### EXCERPTED RECORDS

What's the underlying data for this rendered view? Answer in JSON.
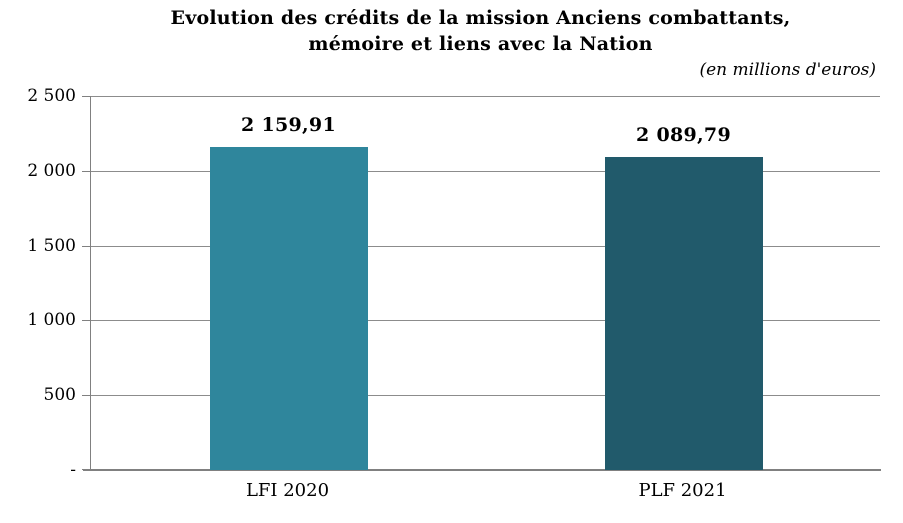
{
  "chart_data": {
    "type": "bar",
    "title_lines": [
      "Evolution des crédits de la mission Anciens combattants,",
      "mémoire et liens avec la Nation"
    ],
    "subtitle": "(en millions d'euros)",
    "categories": [
      "LFI 2020",
      "PLF 2021"
    ],
    "values": [
      2159.91,
      2089.79
    ],
    "value_labels": [
      "2 159,91",
      "2 089,79"
    ],
    "bar_colors": [
      "#2F869C",
      "#215A6B"
    ],
    "xlabel": "",
    "ylabel": "",
    "ylim": [
      0,
      2500
    ],
    "ytick_step": 500,
    "ytick_labels_top_to_bottom": [
      "2 500",
      "2 000",
      "1 500",
      "1 000",
      "500",
      "-"
    ],
    "grid": true,
    "legend": "none",
    "gridline_color": "#8C8C8C",
    "axis_color": "#808080",
    "background_color": "#FFFFFF"
  }
}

######

### WRITTEN TASK
Print out the whole of the material word for word, without pictures.

### EXPECTED ANSWER
What's the underlying data for this rendered view? Answer in JSON.
{
  "chart_data": {
    "type": "bar",
    "title_lines": [
      "Evolution des crédits de la mission Anciens combattants,",
      "mémoire et liens avec la Nation"
    ],
    "subtitle": "(en millions d'euros)",
    "categories": [
      "LFI 2020",
      "PLF 2021"
    ],
    "values": [
      2159.91,
      2089.79
    ],
    "value_labels": [
      "2 159,91",
      "2 089,79"
    ],
    "bar_colors": [
      "#2F869C",
      "#215A6B"
    ],
    "xlabel": "",
    "ylabel": "",
    "ylim": [
      0,
      2500
    ],
    "ytick_step": 500,
    "ytick_labels_top_to_bottom": [
      "2 500",
      "2 000",
      "1 500",
      "1 000",
      "500",
      "-"
    ],
    "grid": true,
    "legend": "none",
    "gridline_color": "#8C8C8C",
    "axis_color": "#808080",
    "background_color": "#FFFFFF"
  }
}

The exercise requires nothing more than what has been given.